§ **Data for processing**

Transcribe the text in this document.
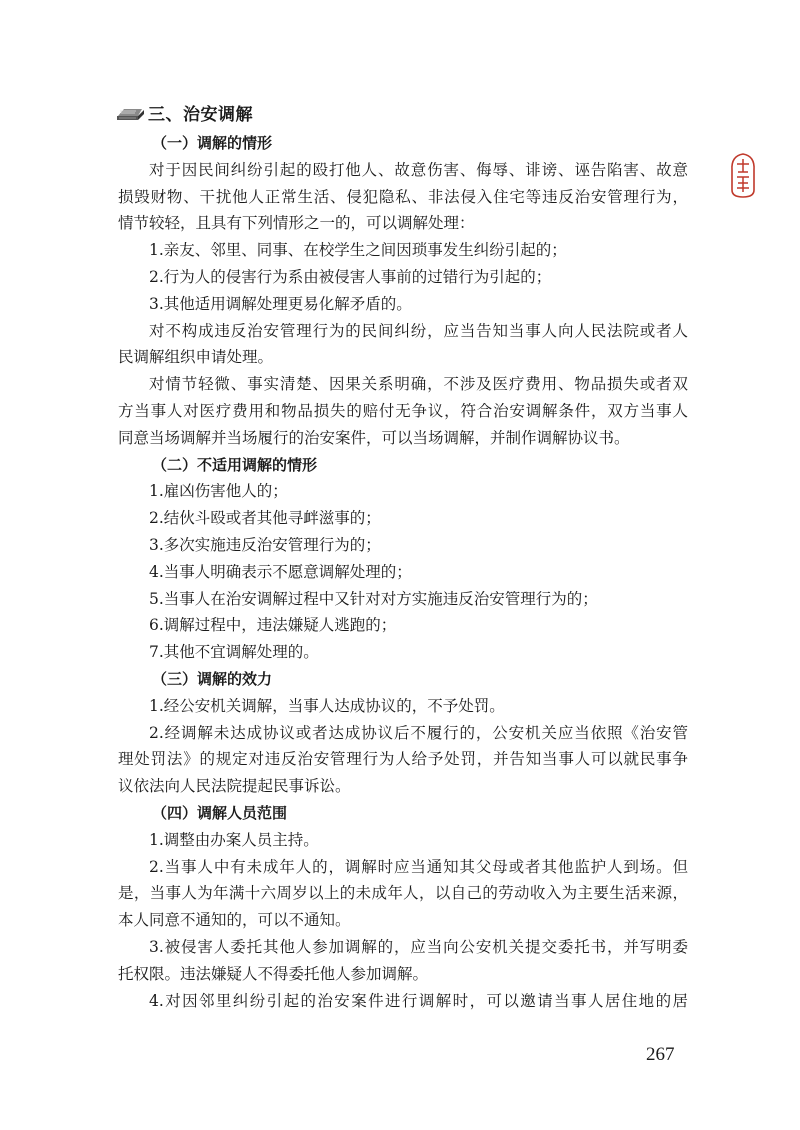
三、治安调解
（一）调解的情形
对于因民间纠纷引起的殴打他人、故意伤害、侮辱、诽谤、诬告陷害、故意
损毁财物、干扰他人正常生活、侵犯隐私、非法侵入住宅等违反治安管理行为，
情节较轻，且具有下列情形之一的，可以调解处理：
1.亲友、邻里、同事、在校学生之间因琐事发生纠纷引起的；
2.行为人的侵害行为系由被侵害人事前的过错行为引起的；
3.其他适用调解处理更易化解矛盾的。
对不构成违反治安管理行为的民间纠纷，应当告知当事人向人民法院或者人
民调解组织申请处理。
对情节轻微、事实清楚、因果关系明确，不涉及医疗费用、物品损失或者双
方当事人对医疗费用和物品损失的赔付无争议，符合治安调解条件，双方当事人
同意当场调解并当场履行的治安案件，可以当场调解，并制作调解协议书。
（二）不适用调解的情形
1.雇凶伤害他人的；
2.结伙斗殴或者其他寻衅滋事的；
3.多次实施违反治安管理行为的；
4.当事人明确表示不愿意调解处理的；
5.当事人在治安调解过程中又针对对方实施违反治安管理行为的；
6.调解过程中，违法嫌疑人逃跑的；
7.其他不宜调解处理的。
（三）调解的效力
1.经公安机关调解，当事人达成协议的，不予处罚。
2.经调解未达成协议或者达成协议后不履行的，公安机关应当依照《治安管
理处罚法》的规定对违反治安管理行为人给予处罚，并告知当事人可以就民事争
议依法向人民法院提起民事诉讼。
（四）调解人员范围
1.调整由办案人员主持。
2.当事人中有未成年人的，调解时应当通知其父母或者其他监护人到场。但
是，当事人为年满十六周岁以上的未成年人，以自己的劳动收入为主要生活来源，
本人同意不通知的，可以不通知。
3.被侵害人委托其他人参加调解的，应当向公安机关提交委托书，并写明委
托权限。违法嫌疑人不得委托他人参加调解。
4.对因邻里纠纷引起的治安案件进行调解时，可以邀请当事人居住地的居
267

§ **What this task involves**
Please repeat the entries exactly. Do not include the pictures.

§ **Written reply**
Transcribe the text in this document.
三、治安调解
（一）调解的情形
对于因民间纠纷引起的殴打他人、故意伤害、侮辱、诽谤、诬告陷害、故意
损毁财物、干扰他人正常生活、侵犯隐私、非法侵入住宅等违反治安管理行为，
情节较轻，且具有下列情形之一的，可以调解处理：
1.亲友、邻里、同事、在校学生之间因琐事发生纠纷引起的；
2.行为人的侵害行为系由被侵害人事前的过错行为引起的；
3.其他适用调解处理更易化解矛盾的。
对不构成违反治安管理行为的民间纠纷，应当告知当事人向人民法院或者人
民调解组织申请处理。
对情节轻微、事实清楚、因果关系明确，不涉及医疗费用、物品损失或者双
方当事人对医疗费用和物品损失的赔付无争议，符合治安调解条件，双方当事人
同意当场调解并当场履行的治安案件，可以当场调解，并制作调解协议书。
（二）不适用调解的情形
1.雇凶伤害他人的；
2.结伙斗殴或者其他寻衅滋事的；
3.多次实施违反治安管理行为的；
4.当事人明确表示不愿意调解处理的；
5.当事人在治安调解过程中又针对对方实施违反治安管理行为的；
6.调解过程中，违法嫌疑人逃跑的；
7.其他不宜调解处理的。
（三）调解的效力
1.经公安机关调解，当事人达成协议的，不予处罚。
2.经调解未达成协议或者达成协议后不履行的，公安机关应当依照《治安管
理处罚法》的规定对违反治安管理行为人给予处罚，并告知当事人可以就民事争
议依法向人民法院提起民事诉讼。
（四）调解人员范围
1.调整由办案人员主持。
2.当事人中有未成年人的，调解时应当通知其父母或者其他监护人到场。但
是，当事人为年满十六周岁以上的未成年人，以自己的劳动收入为主要生活来源，
本人同意不通知的，可以不通知。
3.被侵害人委托其他人参加调解的，应当向公安机关提交委托书，并写明委
托权限。违法嫌疑人不得委托他人参加调解。
4.对因邻里纠纷引起的治安案件进行调解时，可以邀请当事人居住地的居
267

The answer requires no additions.